====== Input material ======

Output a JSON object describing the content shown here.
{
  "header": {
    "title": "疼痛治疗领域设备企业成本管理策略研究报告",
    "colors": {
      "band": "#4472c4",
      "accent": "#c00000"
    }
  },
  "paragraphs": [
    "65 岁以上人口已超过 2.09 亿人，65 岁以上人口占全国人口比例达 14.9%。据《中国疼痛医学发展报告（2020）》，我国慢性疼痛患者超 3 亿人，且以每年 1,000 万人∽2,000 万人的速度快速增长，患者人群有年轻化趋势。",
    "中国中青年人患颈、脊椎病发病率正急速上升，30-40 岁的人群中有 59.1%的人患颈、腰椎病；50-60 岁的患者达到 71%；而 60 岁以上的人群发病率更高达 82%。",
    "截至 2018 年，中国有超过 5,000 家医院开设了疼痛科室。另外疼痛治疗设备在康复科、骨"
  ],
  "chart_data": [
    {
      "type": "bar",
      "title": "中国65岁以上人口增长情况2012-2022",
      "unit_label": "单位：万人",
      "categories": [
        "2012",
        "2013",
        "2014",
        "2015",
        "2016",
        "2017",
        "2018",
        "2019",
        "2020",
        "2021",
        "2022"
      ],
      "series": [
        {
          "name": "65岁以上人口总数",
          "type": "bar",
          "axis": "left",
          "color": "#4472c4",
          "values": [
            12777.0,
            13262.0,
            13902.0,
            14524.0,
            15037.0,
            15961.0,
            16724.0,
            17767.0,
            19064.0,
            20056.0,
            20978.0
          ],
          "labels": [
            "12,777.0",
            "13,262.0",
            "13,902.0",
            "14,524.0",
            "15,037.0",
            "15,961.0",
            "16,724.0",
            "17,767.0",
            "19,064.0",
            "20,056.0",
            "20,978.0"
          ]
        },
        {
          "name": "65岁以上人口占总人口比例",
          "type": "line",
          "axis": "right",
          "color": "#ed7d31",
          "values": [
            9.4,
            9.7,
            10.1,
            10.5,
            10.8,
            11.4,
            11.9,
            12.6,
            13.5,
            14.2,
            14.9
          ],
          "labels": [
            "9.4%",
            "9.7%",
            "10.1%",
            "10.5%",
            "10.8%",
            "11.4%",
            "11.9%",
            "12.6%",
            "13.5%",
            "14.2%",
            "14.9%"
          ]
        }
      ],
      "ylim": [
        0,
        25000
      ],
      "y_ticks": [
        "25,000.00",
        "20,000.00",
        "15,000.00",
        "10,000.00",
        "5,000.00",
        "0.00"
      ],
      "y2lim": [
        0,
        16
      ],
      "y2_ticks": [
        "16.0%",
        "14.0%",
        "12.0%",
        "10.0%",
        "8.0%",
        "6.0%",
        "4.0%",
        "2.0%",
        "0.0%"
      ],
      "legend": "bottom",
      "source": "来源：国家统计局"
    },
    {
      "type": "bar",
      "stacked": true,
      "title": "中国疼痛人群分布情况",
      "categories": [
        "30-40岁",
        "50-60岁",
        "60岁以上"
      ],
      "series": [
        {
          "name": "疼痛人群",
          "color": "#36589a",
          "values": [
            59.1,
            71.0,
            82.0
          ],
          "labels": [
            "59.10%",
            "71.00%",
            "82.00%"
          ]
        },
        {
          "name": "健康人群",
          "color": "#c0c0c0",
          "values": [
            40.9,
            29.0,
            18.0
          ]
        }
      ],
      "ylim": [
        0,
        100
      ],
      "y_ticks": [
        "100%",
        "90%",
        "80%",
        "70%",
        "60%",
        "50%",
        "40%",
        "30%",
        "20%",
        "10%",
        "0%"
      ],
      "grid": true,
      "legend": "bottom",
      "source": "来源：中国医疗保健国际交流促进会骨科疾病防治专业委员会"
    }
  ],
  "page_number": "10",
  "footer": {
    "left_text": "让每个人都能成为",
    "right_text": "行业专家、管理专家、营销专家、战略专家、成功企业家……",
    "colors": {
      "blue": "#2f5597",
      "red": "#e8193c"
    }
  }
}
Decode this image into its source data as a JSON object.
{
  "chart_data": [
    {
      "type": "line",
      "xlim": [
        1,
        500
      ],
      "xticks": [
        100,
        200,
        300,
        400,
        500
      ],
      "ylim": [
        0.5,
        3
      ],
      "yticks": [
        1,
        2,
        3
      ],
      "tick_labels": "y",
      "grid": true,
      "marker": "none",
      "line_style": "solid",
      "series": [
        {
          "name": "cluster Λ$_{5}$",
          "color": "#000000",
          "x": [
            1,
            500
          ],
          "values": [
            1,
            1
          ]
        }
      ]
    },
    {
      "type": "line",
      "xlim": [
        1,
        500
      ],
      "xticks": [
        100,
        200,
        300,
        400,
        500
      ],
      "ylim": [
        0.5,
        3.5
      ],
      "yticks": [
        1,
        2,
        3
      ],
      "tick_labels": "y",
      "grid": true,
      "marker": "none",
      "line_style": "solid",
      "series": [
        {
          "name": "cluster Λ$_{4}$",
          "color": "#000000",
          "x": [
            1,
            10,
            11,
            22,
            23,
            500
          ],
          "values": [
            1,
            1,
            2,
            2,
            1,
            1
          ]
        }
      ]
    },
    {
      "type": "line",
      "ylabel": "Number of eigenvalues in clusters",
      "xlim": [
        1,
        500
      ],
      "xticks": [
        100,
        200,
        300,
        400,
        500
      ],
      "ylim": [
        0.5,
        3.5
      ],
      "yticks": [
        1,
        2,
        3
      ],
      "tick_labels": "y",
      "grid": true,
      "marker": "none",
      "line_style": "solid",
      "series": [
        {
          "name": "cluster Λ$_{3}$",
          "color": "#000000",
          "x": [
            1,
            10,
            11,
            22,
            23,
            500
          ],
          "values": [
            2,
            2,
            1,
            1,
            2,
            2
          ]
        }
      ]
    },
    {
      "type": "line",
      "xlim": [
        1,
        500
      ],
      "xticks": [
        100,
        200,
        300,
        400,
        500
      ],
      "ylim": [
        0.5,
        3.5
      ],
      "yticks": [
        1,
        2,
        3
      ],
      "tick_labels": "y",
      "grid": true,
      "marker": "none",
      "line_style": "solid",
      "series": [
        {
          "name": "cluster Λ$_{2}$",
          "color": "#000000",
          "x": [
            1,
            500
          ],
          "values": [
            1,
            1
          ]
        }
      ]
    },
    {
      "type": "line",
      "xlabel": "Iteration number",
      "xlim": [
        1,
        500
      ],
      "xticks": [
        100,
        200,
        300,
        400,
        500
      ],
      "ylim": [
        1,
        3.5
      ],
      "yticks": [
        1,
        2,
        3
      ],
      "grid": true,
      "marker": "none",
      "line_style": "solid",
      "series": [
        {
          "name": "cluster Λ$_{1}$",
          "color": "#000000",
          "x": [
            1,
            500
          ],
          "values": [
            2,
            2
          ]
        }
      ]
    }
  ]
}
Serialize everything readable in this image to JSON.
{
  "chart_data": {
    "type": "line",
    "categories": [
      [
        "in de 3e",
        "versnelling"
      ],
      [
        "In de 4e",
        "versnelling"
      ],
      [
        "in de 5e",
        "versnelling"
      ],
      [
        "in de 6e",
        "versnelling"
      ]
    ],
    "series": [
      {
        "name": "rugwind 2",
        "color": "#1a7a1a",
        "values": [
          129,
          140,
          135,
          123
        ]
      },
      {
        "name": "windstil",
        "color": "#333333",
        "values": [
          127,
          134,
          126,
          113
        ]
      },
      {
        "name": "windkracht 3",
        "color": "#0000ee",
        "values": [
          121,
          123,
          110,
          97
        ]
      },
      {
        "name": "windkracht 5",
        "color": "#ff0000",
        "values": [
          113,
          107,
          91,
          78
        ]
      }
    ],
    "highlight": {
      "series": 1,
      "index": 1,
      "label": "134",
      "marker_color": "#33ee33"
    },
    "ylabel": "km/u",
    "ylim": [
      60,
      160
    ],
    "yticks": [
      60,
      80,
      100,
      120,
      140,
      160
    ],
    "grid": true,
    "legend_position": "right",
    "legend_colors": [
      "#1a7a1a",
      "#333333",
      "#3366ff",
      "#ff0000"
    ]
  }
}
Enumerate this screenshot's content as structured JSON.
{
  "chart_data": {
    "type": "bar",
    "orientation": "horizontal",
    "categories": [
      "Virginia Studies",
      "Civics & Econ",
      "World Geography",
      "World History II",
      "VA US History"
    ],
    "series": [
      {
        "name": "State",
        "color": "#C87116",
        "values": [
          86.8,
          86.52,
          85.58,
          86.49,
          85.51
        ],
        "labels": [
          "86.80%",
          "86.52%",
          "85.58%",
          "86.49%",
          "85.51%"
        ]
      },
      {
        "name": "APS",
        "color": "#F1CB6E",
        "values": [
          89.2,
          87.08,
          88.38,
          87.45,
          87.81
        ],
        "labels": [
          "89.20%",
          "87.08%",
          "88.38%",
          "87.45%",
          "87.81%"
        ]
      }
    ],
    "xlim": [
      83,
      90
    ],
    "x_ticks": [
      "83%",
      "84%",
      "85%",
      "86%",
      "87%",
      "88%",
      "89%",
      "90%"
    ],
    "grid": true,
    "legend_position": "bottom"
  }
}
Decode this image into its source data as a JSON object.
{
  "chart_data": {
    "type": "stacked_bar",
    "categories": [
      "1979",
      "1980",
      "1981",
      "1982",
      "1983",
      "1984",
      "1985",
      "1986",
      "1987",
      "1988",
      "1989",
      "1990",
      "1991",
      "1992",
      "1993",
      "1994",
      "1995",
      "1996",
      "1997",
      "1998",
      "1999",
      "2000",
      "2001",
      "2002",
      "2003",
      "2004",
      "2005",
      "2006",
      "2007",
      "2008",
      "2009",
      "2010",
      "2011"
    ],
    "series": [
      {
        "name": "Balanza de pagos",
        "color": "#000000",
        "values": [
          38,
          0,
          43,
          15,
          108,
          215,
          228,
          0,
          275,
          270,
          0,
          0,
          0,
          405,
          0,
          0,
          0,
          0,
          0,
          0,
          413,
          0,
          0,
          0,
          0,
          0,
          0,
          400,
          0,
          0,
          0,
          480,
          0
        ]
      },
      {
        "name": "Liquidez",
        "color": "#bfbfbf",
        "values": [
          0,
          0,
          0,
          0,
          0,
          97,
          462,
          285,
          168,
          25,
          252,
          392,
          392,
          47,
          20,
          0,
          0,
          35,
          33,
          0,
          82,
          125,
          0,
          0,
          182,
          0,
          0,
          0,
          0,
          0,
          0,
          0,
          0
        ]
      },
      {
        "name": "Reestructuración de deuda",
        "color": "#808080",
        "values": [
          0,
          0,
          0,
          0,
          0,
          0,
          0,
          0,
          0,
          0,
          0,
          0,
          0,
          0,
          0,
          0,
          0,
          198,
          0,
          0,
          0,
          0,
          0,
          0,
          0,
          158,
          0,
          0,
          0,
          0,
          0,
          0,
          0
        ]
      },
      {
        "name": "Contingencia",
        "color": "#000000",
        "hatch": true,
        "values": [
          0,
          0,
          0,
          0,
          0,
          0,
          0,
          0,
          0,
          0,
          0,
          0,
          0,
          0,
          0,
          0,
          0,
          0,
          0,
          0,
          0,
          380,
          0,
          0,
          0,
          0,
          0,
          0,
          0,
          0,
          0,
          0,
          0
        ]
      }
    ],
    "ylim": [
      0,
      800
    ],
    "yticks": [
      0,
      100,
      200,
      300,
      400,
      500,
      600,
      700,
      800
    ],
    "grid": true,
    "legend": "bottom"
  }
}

======

Return every line of the preceding records in which the word "ylabel" appears.

      "ylabel": "Number of eigenvalues in clusters",
    "ylabel": "km/u",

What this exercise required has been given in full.